Extracts from a graphics dataset:
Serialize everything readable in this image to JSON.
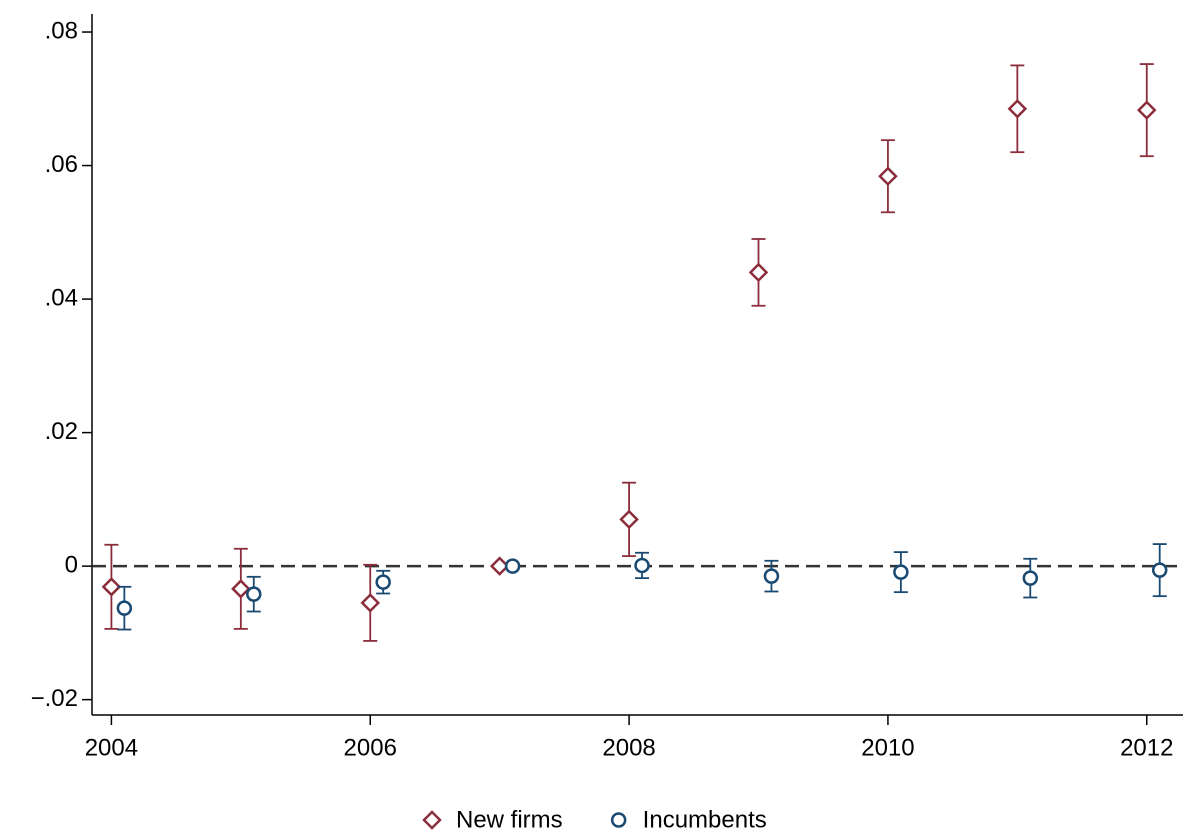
{
  "chart_data": {
    "type": "errorbar-scatter",
    "xlim": [
      2003.85,
      2012.28
    ],
    "xticks": [
      2004,
      2006,
      2008,
      2010,
      2012
    ],
    "ylim": [
      -0.0223,
      0.0827
    ],
    "yticks": [
      {
        "value": -0.02,
        "label": "−.02"
      },
      0,
      {
        "value": 0.02,
        "label": ".02"
      },
      {
        "value": 0.04,
        "label": ".04"
      },
      {
        "value": 0.06,
        "label": ".06"
      },
      {
        "value": 0.08,
        "label": ".08"
      }
    ],
    "hline": 0,
    "series": [
      {
        "name": "New firms",
        "color": "#8c2d3c",
        "marker": "diamond",
        "x": [
          2004,
          2005,
          2006,
          2007,
          2008,
          2009,
          2010,
          2011,
          2012
        ],
        "values": [
          -0.0031,
          -0.0034,
          -0.0055,
          0,
          0.007,
          0.044,
          0.0584,
          0.0685,
          0.0683
        ],
        "errors": [
          0.0063,
          0.006,
          0.0057,
          0,
          0.0055,
          0.005,
          0.0054,
          0.0065,
          0.0069
        ]
      },
      {
        "name": "Incumbents",
        "color": "#1a4a72",
        "marker": "circle",
        "x": [
          2004.1,
          2005.1,
          2006.1,
          2007.1,
          2008.1,
          2009.1,
          2010.1,
          2011.1,
          2012.1
        ],
        "values": [
          -0.0063,
          -0.0042,
          -0.0024,
          0,
          0.0001,
          -0.0015,
          -0.0009,
          -0.0018,
          -0.0006
        ],
        "errors": [
          0.0032,
          0.0026,
          0.0017,
          0,
          0.0019,
          0.0023,
          0.003,
          0.0029,
          0.0039
        ]
      }
    ]
  }
}
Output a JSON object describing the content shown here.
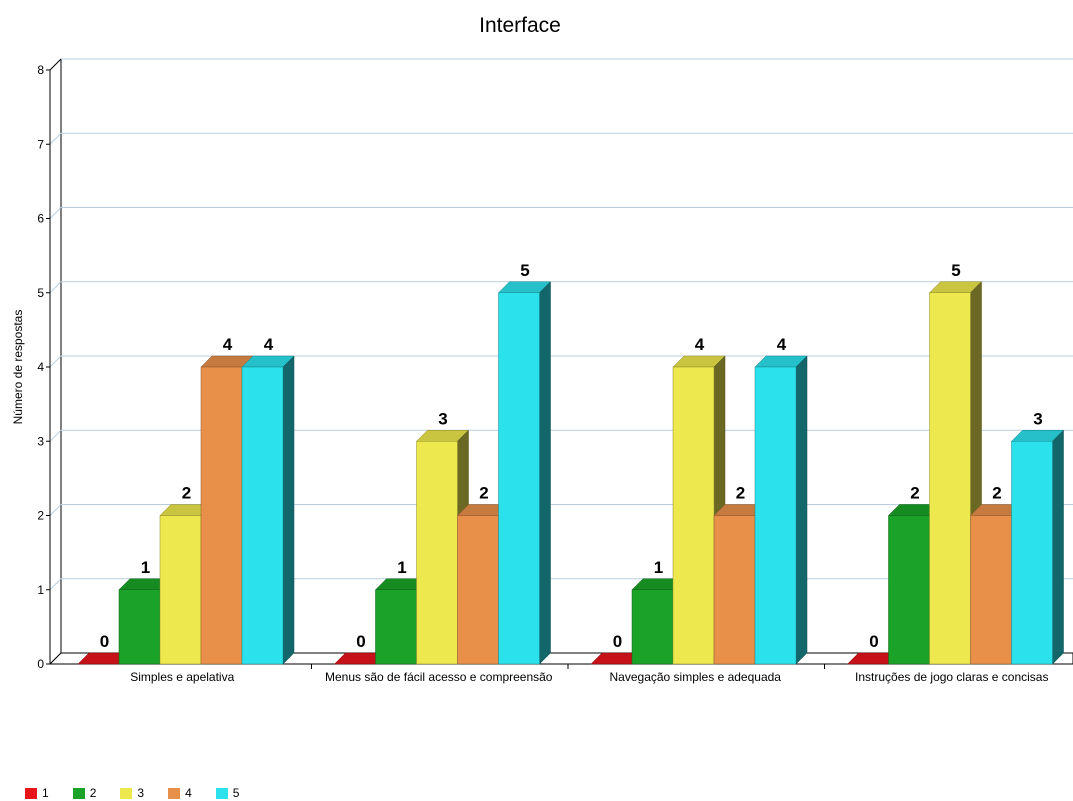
{
  "chart_data": {
    "type": "bar",
    "title": "Interface",
    "ylabel": "Número de respostas",
    "xlabel": "",
    "ylim": [
      0,
      8
    ],
    "yticks": [
      "0",
      "1",
      "2",
      "3",
      "4",
      "5",
      "6",
      "7",
      "8"
    ],
    "grid": true,
    "legend_position": "bottom-left",
    "categories": [
      "Simples e apelativa",
      "Menus são de fácil acesso e compreensão",
      "Navegação simples e adequada",
      "Instruções de jogo claras e concisas"
    ],
    "series": [
      {
        "name": "1",
        "color": "#e8141c",
        "values": [
          0,
          0,
          0,
          0
        ]
      },
      {
        "name": "2",
        "color": "#1aa328",
        "values": [
          1,
          1,
          1,
          2
        ]
      },
      {
        "name": "3",
        "color": "#ede84d",
        "values": [
          2,
          3,
          4,
          5
        ]
      },
      {
        "name": "4",
        "color": "#e8904a",
        "values": [
          4,
          2,
          2,
          2
        ]
      },
      {
        "name": "5",
        "color": "#2be2ec",
        "values": [
          4,
          5,
          4,
          3
        ]
      }
    ]
  }
}
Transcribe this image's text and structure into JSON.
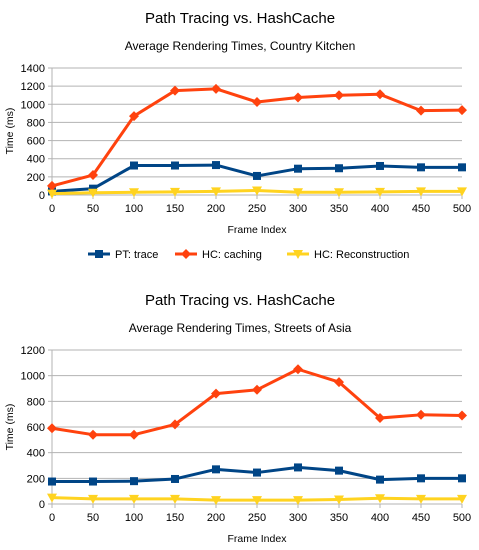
{
  "chart_data": [
    {
      "type": "line",
      "title": "Path Tracing vs. HashCache",
      "subtitle": "Average Rendering Times, Country Kitchen",
      "xlabel": "Frame Index",
      "ylabel": "Time (ms)",
      "x": [
        0,
        50,
        100,
        150,
        200,
        250,
        300,
        350,
        400,
        450,
        500
      ],
      "ylim": [
        0,
        1400
      ],
      "yticks": [
        0,
        200,
        400,
        600,
        800,
        1000,
        1200,
        1400
      ],
      "grid": true,
      "legend": "bottom",
      "series": [
        {
          "name": "PT: trace",
          "color": "#004586",
          "marker": "square",
          "values": [
            40,
            70,
            325,
            325,
            330,
            210,
            290,
            295,
            320,
            305,
            305
          ]
        },
        {
          "name": "HC: caching",
          "color": "#ff420e",
          "marker": "diamond",
          "values": [
            100,
            220,
            870,
            1150,
            1170,
            1025,
            1075,
            1100,
            1110,
            930,
            935
          ]
        },
        {
          "name": "HC: Reconstruction",
          "color": "#ffd320",
          "marker": "triangle-down",
          "values": [
            15,
            25,
            30,
            35,
            40,
            50,
            30,
            30,
            35,
            40,
            40
          ]
        }
      ]
    },
    {
      "type": "line",
      "title": "Path Tracing vs. HashCache",
      "subtitle": "Average Rendering Times, Streets of Asia",
      "xlabel": "Frame Index",
      "ylabel": "Time (ms)",
      "x": [
        0,
        50,
        100,
        150,
        200,
        250,
        300,
        350,
        400,
        450,
        500
      ],
      "ylim": [
        0,
        1200
      ],
      "yticks": [
        0,
        200,
        400,
        600,
        800,
        1000,
        1200
      ],
      "grid": true,
      "legend": "none",
      "series": [
        {
          "name": "PT: trace",
          "color": "#004586",
          "marker": "square",
          "values": [
            175,
            175,
            178,
            195,
            270,
            245,
            285,
            260,
            190,
            200,
            200
          ]
        },
        {
          "name": "HC: caching",
          "color": "#ff420e",
          "marker": "diamond",
          "values": [
            590,
            540,
            540,
            620,
            860,
            890,
            1050,
            950,
            670,
            695,
            690
          ]
        },
        {
          "name": "HC: Reconstruction",
          "color": "#ffd320",
          "marker": "triangle-down",
          "values": [
            50,
            40,
            40,
            40,
            30,
            30,
            30,
            35,
            45,
            40,
            40
          ]
        }
      ]
    }
  ]
}
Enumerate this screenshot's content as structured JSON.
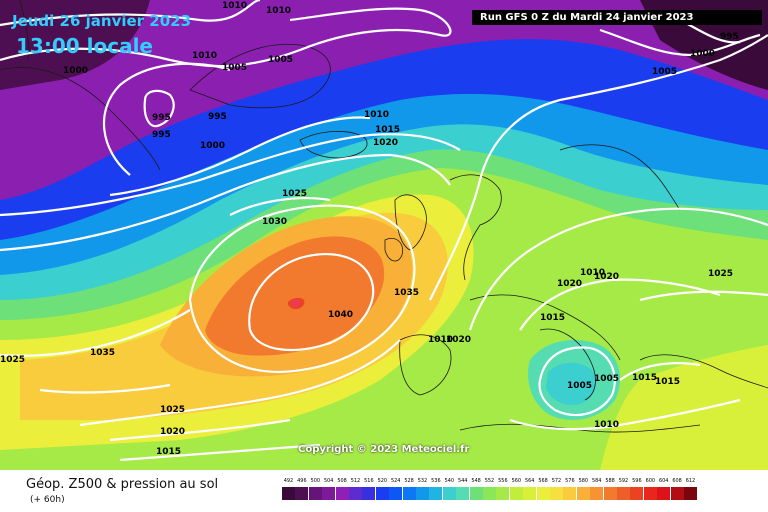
{
  "header": {
    "date": "Jeudi 26 janvier 2023",
    "time": "13:00 locale",
    "run": "Run GFS 0 Z du Mardi 24 janvier 2023"
  },
  "copyright": "Copyright © 2023 Meteociel.fr",
  "footer": {
    "title": "Géop. Z500 & pression au sol",
    "subtitle": "(+ 60h)"
  },
  "legend": {
    "values": [
      "492",
      "496",
      "500",
      "504",
      "508",
      "512",
      "516",
      "520",
      "524",
      "528",
      "532",
      "536",
      "540",
      "544",
      "548",
      "552",
      "556",
      "560",
      "564",
      "568",
      "572",
      "576",
      "580",
      "584",
      "588",
      "592",
      "596",
      "600",
      "604",
      "608",
      "612"
    ],
    "colors": [
      "#3a0a3a",
      "#4e0f52",
      "#66147a",
      "#7c1a9a",
      "#8f1fb5",
      "#5d2bd0",
      "#3a2fe0",
      "#1b3df0",
      "#0d58f5",
      "#0d78f5",
      "#1298ea",
      "#22b4e0",
      "#3ccfd0",
      "#55dcb0",
      "#6ee07a",
      "#8ce65a",
      "#a6ea48",
      "#c0ee3a",
      "#d8f03a",
      "#ecee3c",
      "#f6e040",
      "#f8cc3c",
      "#f8b038",
      "#f69434",
      "#f27a2e",
      "#ee5e28",
      "#ea4222",
      "#e8261e",
      "#dc141a",
      "#b20c14",
      "#7a060c"
    ]
  },
  "map": {
    "pressure_labels": [
      {
        "text": "1010"
      },
      {
        "text": "1010"
      },
      {
        "text": "1010"
      },
      {
        "text": "1005"
      },
      {
        "text": "1000"
      },
      {
        "text": "1005"
      },
      {
        "text": "995"
      },
      {
        "text": "995"
      },
      {
        "text": "995"
      },
      {
        "text": "1000"
      },
      {
        "text": "1010"
      },
      {
        "text": "1015"
      },
      {
        "text": "1020"
      },
      {
        "text": "1025"
      },
      {
        "text": "1030"
      },
      {
        "text": "1040"
      },
      {
        "text": "1035"
      },
      {
        "text": "1035"
      },
      {
        "text": "1025"
      },
      {
        "text": "1025"
      },
      {
        "text": "1020"
      },
      {
        "text": "1015"
      },
      {
        "text": "1010"
      },
      {
        "text": "1020"
      },
      {
        "text": "1010"
      },
      {
        "text": "1020"
      },
      {
        "text": "1020"
      },
      {
        "text": "1015"
      },
      {
        "text": "1005"
      },
      {
        "text": "1005"
      },
      {
        "text": "1015"
      },
      {
        "text": "1015"
      },
      {
        "text": "1010"
      },
      {
        "text": "1025"
      },
      {
        "text": "1005"
      },
      {
        "text": "995"
      },
      {
        "text": "1000"
      }
    ]
  }
}
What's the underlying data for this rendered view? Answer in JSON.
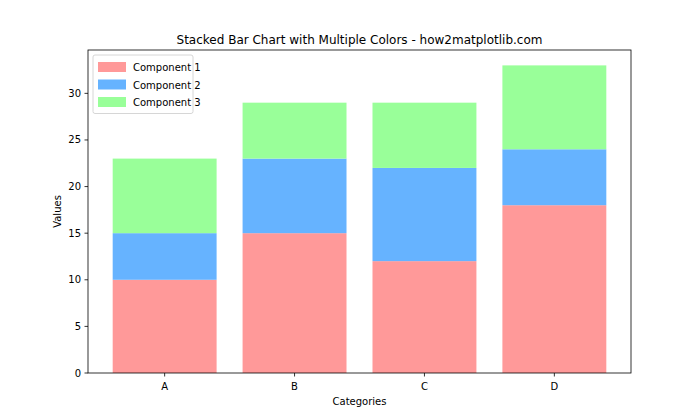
{
  "chart_data": {
    "type": "bar",
    "title": "Stacked Bar Chart with Multiple Colors - how2matplotlib.com",
    "x_label": "Categories",
    "y_label": "Values",
    "categories": [
      "A",
      "B",
      "C",
      "D"
    ],
    "series": [
      {
        "name": "Component 1",
        "color": "#ff9999",
        "values": [
          10,
          15,
          12,
          18
        ]
      },
      {
        "name": "Component 2",
        "color": "#66b3ff",
        "values": [
          5,
          8,
          10,
          6
        ]
      },
      {
        "name": "Component 3",
        "color": "#99ff99",
        "values": [
          8,
          6,
          7,
          9
        ]
      }
    ],
    "stacked": true,
    "legend": "upper left",
    "grid": false,
    "ylim": [
      0,
      34.65
    ],
    "yticks": [
      0,
      5,
      10,
      15,
      20,
      25,
      30
    ]
  }
}
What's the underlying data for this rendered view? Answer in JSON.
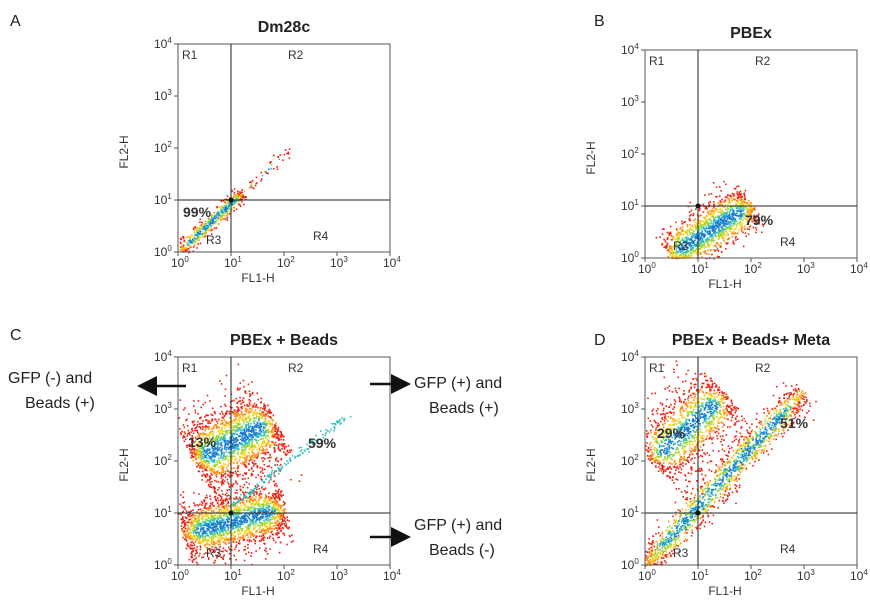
{
  "panels": [
    {
      "letter": "A",
      "title": "Dm28c",
      "x_label": "FL1-H",
      "y_label": "FL2-H",
      "regions": [
        "R1",
        "R2",
        "R3",
        "R4"
      ],
      "percentages": [
        "99%"
      ]
    },
    {
      "letter": "B",
      "title": "PBEx",
      "x_label": "FL1-H",
      "y_label": "FL2-H",
      "regions": [
        "R1",
        "R2",
        "R3",
        "R4"
      ],
      "percentages": [
        "79%"
      ]
    },
    {
      "letter": "C",
      "title": "PBEx + Beads",
      "x_label": "FL1-H",
      "y_label": "FL2-H",
      "regions": [
        "R1",
        "R2",
        "R3",
        "R4"
      ],
      "percentages": [
        "13%",
        "59%"
      ]
    },
    {
      "letter": "D",
      "title": "PBEx + Beads+ Meta",
      "x_label": "FL1-H",
      "y_label": "FL2-H",
      "regions": [
        "R1",
        "R2",
        "R3",
        "R4"
      ],
      "percentages": [
        "29%",
        "51%"
      ]
    }
  ],
  "axis": {
    "base": "10",
    "exponents": [
      "0",
      "1",
      "2",
      "3",
      "4"
    ]
  },
  "annotations": [
    {
      "lines": [
        "GFP (-) and",
        "Beads (+)"
      ]
    },
    {
      "lines": [
        "GFP (+) and",
        "Beads (+)"
      ]
    },
    {
      "lines": [
        "GFP (+) and",
        "Beads (-)"
      ]
    }
  ]
}
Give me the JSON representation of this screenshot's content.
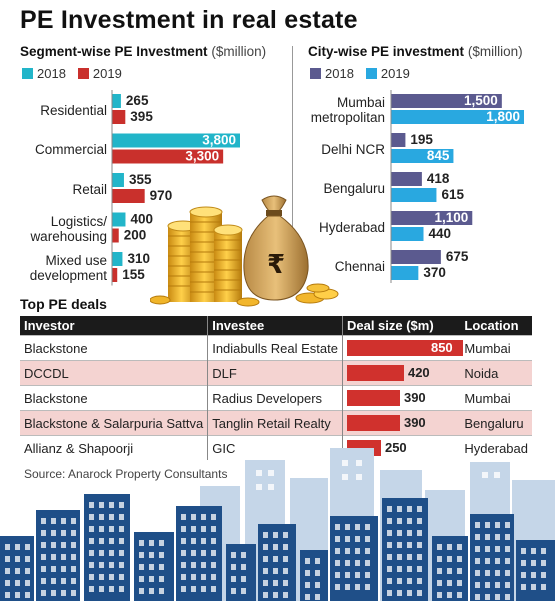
{
  "title": "PE Investment in real estate",
  "segment": {
    "heading": "Segment-wise PE Investment",
    "unit": "($million)",
    "legend": [
      {
        "label": "2018",
        "color": "#22b5c9"
      },
      {
        "label": "2019",
        "color": "#c9302c"
      }
    ]
  },
  "city": {
    "heading": "City-wise PE investment",
    "unit": "($million)",
    "legend": [
      {
        "label": "2018",
        "color": "#5b5a8f"
      },
      {
        "label": "2019",
        "color": "#29a8e0"
      }
    ]
  },
  "deals": {
    "heading": "Top PE deals",
    "columns": [
      "Investor",
      "Investee",
      "Deal size ($m)",
      "Location"
    ],
    "rows": [
      {
        "investor": "Blackstone",
        "investee": "Indiabulls Real Estate",
        "size": 850,
        "location": "Mumbai"
      },
      {
        "investor": "DCCDL",
        "investee": "DLF",
        "size": 420,
        "location": "Noida"
      },
      {
        "investor": "Blackstone",
        "investee": "Radius Developers",
        "size": 390,
        "location": "Mumbai"
      },
      {
        "investor": "Blackstone & Salarpuria Sattva",
        "investee": "Tanglin Retail Realty",
        "size": 390,
        "location": "Bengaluru"
      },
      {
        "investor": "Allianz & Shapoorji",
        "investee": "GIC",
        "size": 250,
        "location": "Hyderabad"
      }
    ]
  },
  "source": "Source: Anarock Property Consultants",
  "chart_data": [
    {
      "type": "bar",
      "orientation": "horizontal",
      "title": "Segment-wise PE Investment",
      "unit": "($million)",
      "categories": [
        "Residential",
        "Commercial",
        "Retail",
        "Logistics/ warehousing",
        "Mixed use development"
      ],
      "series": [
        {
          "name": "2018",
          "values": [
            265,
            3800,
            355,
            400,
            310
          ],
          "color": "#22b5c9"
        },
        {
          "name": "2019",
          "values": [
            395,
            3300,
            970,
            200,
            155
          ],
          "color": "#c9302c"
        }
      ],
      "legend": "top-left",
      "grid": false
    },
    {
      "type": "bar",
      "orientation": "horizontal",
      "title": "City-wise PE investment",
      "unit": "($million)",
      "categories": [
        "Mumbai metropolitan",
        "Delhi NCR",
        "Bengaluru",
        "Hyderabad",
        "Chennai"
      ],
      "series": [
        {
          "name": "2018",
          "values": [
            1500,
            195,
            418,
            1100,
            675
          ],
          "color": "#5b5a8f"
        },
        {
          "name": "2019",
          "values": [
            1800,
            845,
            615,
            440,
            370
          ],
          "color": "#29a8e0"
        }
      ],
      "legend": "top-left",
      "grid": false
    },
    {
      "type": "bar",
      "orientation": "horizontal",
      "title": "Top PE deals",
      "categories": [
        "Indiabulls Real Estate",
        "DLF",
        "Radius Developers",
        "Tanglin Retail Realty",
        "GIC"
      ],
      "series": [
        {
          "name": "Deal size ($m)",
          "values": [
            850,
            420,
            390,
            390,
            250
          ],
          "color": "#d0312d"
        }
      ]
    }
  ]
}
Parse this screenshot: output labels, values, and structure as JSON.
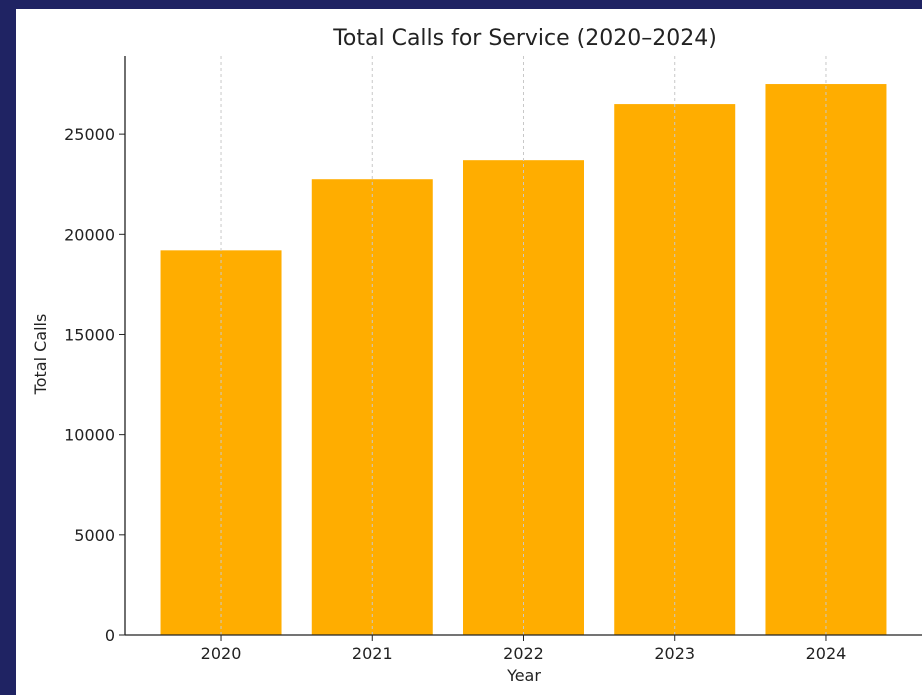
{
  "chart_data": {
    "type": "bar",
    "title": "Total Calls for Service (2020–2024)",
    "xlabel": "Year",
    "ylabel": "Total Calls",
    "categories": [
      "2020",
      "2021",
      "2022",
      "2023",
      "2024"
    ],
    "values": [
      19200,
      22750,
      23700,
      26500,
      27500
    ],
    "ylim": [
      0,
      28900
    ],
    "yticks": [
      0,
      5000,
      10000,
      15000,
      20000,
      25000
    ],
    "grid": "vertical-dashed",
    "colors": {
      "bar": "#ffad00",
      "grid": "#c8c8c8",
      "axis": "#222222",
      "frame_bg": "#1f2363"
    }
  }
}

TO DO ▸ Pick out all the lines with the word "Beads" in them and copy them.

EXERCISE RESPONSE ▸
      "title": "PBEx + Beads",
      "title": "PBEx + Beads+ Meta",
        "Beads (+)"
        "Beads (+)"
        "Beads (-)"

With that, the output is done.